Texte de l'exercice:
Enfin, et c'est la quatrième raison pour laquelle il faut faire ces réformes, je suis persuadé qu'elles seront utiles, qu'elles réussiront, elles ne sont pas faites pour brimer, pour gêner, mais pour aider la SNCF, pour aider l'assurance maladie, pour aider les régimes spéciaux de retraite à se redresser, et je suis persuadé que la France a en elle même tous les atouts pour réussir Je ne comprends pas cette espèce de sinistrose, de morosité qui est en train de s'installer Est ce que nous mesurons suffisamment bien la chance que nous avons d'être français et je vous pose tout simplement la question: "Y a-t-il un seul pays au monde où vous préféreriez vivre plutôt qu'en France ?". Je dis cela tout particulièrement à nos jeunes qui se sont beaucoup exprimé depuis quelque temps, parfois dans la rue, parfois bruyamment, c'est de leur âge, mais il faut essayer de les comprendre. Il y a les attentes des lycéens et des étudiants, il y aussi parfois l'angoisse des jeunes des quartiers en difficulté, nous les avons entendus, nous les avons compris et le Ministre de l'Education Nationale, François Bayrou a annoncé dimanche dernier des mesures d'urgence qui rejoignent concrètement ce qui avait été envisagé.

Consignes:
1. D'après le discours sur les réformes, répondez aux questions suivantes.
(a) Quels organismes ces réformes doivent-elles aider à se redresser ?
(b) Quelles catégories de jeunes l'orateur mentionne-t-il ?
(c) Qui a annoncé des mesures d'urgence, et quel jour ?
2. Reprenez le discours sur les réformes à la suite de sa dernière phrase.

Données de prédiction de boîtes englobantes
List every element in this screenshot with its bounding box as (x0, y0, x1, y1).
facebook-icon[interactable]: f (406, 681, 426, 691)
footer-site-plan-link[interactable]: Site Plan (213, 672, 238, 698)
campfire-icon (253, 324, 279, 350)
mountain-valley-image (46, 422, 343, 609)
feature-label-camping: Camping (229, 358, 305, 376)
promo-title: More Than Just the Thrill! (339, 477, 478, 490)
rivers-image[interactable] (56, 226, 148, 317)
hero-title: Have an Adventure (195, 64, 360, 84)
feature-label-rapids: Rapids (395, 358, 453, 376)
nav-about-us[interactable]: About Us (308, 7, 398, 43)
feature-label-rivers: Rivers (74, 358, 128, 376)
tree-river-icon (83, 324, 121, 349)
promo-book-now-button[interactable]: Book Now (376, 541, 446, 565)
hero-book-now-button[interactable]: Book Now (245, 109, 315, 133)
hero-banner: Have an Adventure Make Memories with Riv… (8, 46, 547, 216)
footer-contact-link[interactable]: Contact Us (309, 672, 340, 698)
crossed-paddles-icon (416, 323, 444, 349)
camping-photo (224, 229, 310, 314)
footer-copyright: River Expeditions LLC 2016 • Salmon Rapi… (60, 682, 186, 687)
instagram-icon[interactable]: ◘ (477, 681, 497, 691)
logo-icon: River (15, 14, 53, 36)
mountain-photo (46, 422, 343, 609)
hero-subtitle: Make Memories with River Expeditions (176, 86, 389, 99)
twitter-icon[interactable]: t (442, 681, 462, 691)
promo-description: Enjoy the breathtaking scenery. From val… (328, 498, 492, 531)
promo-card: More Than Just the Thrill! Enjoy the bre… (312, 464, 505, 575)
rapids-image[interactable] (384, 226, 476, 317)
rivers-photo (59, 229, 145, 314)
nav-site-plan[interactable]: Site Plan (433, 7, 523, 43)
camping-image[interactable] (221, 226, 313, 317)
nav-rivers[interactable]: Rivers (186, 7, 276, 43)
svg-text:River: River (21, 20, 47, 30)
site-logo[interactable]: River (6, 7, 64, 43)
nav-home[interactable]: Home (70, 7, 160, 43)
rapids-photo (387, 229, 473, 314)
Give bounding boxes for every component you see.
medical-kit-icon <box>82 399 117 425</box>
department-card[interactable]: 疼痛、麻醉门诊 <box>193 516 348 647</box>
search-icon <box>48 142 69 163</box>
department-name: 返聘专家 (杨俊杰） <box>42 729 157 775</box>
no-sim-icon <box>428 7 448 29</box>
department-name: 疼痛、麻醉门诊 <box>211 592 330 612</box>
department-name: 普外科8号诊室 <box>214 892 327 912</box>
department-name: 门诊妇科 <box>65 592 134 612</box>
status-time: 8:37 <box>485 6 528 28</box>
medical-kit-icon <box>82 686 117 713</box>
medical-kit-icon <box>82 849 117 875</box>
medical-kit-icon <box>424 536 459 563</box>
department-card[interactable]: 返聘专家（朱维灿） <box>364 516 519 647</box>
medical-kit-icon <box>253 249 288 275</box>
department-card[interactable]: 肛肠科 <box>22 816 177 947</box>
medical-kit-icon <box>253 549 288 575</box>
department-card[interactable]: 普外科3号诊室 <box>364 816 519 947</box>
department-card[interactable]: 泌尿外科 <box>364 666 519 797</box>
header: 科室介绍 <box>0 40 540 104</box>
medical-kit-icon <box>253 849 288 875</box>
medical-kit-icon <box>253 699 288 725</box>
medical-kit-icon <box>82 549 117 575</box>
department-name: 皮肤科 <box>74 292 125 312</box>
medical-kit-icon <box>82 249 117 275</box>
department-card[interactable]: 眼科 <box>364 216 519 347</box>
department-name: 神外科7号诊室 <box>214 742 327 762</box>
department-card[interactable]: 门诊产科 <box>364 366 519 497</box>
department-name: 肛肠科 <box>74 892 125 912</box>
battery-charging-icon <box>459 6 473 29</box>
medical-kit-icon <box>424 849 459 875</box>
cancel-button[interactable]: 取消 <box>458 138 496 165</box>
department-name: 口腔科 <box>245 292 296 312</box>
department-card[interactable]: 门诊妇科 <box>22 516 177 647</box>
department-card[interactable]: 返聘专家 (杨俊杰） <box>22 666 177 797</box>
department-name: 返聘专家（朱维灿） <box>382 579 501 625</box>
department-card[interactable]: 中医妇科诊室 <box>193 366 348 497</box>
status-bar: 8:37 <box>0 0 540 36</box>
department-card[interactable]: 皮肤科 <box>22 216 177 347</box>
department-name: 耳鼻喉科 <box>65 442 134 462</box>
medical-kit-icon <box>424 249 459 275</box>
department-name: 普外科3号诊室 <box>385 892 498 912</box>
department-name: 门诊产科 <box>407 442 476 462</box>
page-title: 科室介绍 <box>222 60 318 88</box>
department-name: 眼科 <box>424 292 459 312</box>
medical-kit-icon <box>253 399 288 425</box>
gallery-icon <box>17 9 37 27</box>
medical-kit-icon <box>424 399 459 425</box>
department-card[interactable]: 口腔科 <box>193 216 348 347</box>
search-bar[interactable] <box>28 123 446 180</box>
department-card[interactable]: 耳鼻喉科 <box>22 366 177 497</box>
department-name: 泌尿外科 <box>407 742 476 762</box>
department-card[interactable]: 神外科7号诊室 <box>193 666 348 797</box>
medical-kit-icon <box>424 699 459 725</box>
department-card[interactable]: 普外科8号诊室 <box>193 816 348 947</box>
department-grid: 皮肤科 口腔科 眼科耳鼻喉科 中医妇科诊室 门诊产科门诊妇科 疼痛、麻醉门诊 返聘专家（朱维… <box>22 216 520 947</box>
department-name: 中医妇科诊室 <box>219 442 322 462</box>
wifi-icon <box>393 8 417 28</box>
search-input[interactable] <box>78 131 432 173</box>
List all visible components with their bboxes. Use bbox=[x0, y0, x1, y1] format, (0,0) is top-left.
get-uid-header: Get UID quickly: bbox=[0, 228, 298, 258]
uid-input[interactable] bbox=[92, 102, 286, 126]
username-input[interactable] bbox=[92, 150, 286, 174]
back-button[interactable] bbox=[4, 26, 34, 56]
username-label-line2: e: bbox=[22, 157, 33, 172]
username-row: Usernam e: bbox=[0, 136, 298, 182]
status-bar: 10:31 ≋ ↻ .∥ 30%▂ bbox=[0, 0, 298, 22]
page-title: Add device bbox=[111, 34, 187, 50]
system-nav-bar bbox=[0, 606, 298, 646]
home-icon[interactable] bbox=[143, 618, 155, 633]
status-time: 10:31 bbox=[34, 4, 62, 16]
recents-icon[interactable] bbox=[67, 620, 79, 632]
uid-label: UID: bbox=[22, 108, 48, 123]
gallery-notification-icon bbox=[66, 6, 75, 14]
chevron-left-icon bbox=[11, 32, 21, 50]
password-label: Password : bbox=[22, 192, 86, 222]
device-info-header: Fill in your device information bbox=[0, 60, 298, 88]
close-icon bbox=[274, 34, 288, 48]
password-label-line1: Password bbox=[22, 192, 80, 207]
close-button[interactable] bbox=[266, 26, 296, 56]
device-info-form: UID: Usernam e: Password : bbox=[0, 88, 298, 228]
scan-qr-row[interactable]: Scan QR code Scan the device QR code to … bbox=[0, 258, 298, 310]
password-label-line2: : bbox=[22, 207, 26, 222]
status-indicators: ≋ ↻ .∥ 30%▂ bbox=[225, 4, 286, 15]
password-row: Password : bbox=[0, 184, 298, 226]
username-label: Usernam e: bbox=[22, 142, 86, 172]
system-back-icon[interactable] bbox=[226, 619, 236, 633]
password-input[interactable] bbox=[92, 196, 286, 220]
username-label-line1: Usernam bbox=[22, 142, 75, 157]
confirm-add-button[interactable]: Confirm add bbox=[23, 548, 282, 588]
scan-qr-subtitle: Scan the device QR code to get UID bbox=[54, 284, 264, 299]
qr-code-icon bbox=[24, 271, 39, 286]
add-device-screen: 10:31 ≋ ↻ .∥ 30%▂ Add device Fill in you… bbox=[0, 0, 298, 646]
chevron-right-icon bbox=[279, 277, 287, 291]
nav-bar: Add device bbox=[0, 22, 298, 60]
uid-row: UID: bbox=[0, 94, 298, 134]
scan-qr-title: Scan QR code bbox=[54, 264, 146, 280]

Corrigé:
1.
(a) La SNCF, l'assurance maladie et les régimes spéciaux de retraite.
(b) Les lycéens, les étudiants et les jeunes des quartiers en difficulté.
(c) Le ministre de l'Éducation nationale, François Bayrou, dimanche dernier.

2.
Donc aujourd'hui, sur ce plan là toutes les raisons sont réunies, toutes les conditions sont réunies, pour que l'Université, les universités françaises se remettent au travail. J'ai bien conscience que derrière ces mesures d'urgence il y a quelque chose de plus grave et de plus profond et ce phénomène plus grave et plus profond, c'est quoi ? C'est tout simplement l'angoisse de l'avenir. C'est cette question que nous lancent les jeunes: "A quoi va servir le diplôme qui me sera donné par mon université? Est ce qu'il débouchera sur un emploi, sur un travail ? )>. Là nous retrouvons ce qui est le fléau essentiel d'aujourd'hui auquel nous devons faire face et contre lequel nous devons lutter qui est le fléau du chômage.

J'avais fait de la bataille pour l'emploi, la priorité des priorités de mon gouvernement et je n'ai pas changé d'avis. Depuis six mois nous avons marqué quelques points. Le chômage de longue durée a diminué et le contrat initiative emploi qui avait été un des grands engagements de Jacques Chirac pendant sa campagne présidentielle est une réussite. Il concerne près de cent cinquante mille Français aujourd'hui. En revanche, et je le dis en toute franchise, pour le chômage des jeunes, nous avons subi des revers. Il a progressé depuis deux ou trois mois et ce n'est pas acceptable. Il faut donc que toute la nation se mobilise. Il faut faire des réformes au lycée, à l'université, les réformes de fond, elles aussi trop longtemps différées, qui vont nous permettre d'attaquer ce fléau.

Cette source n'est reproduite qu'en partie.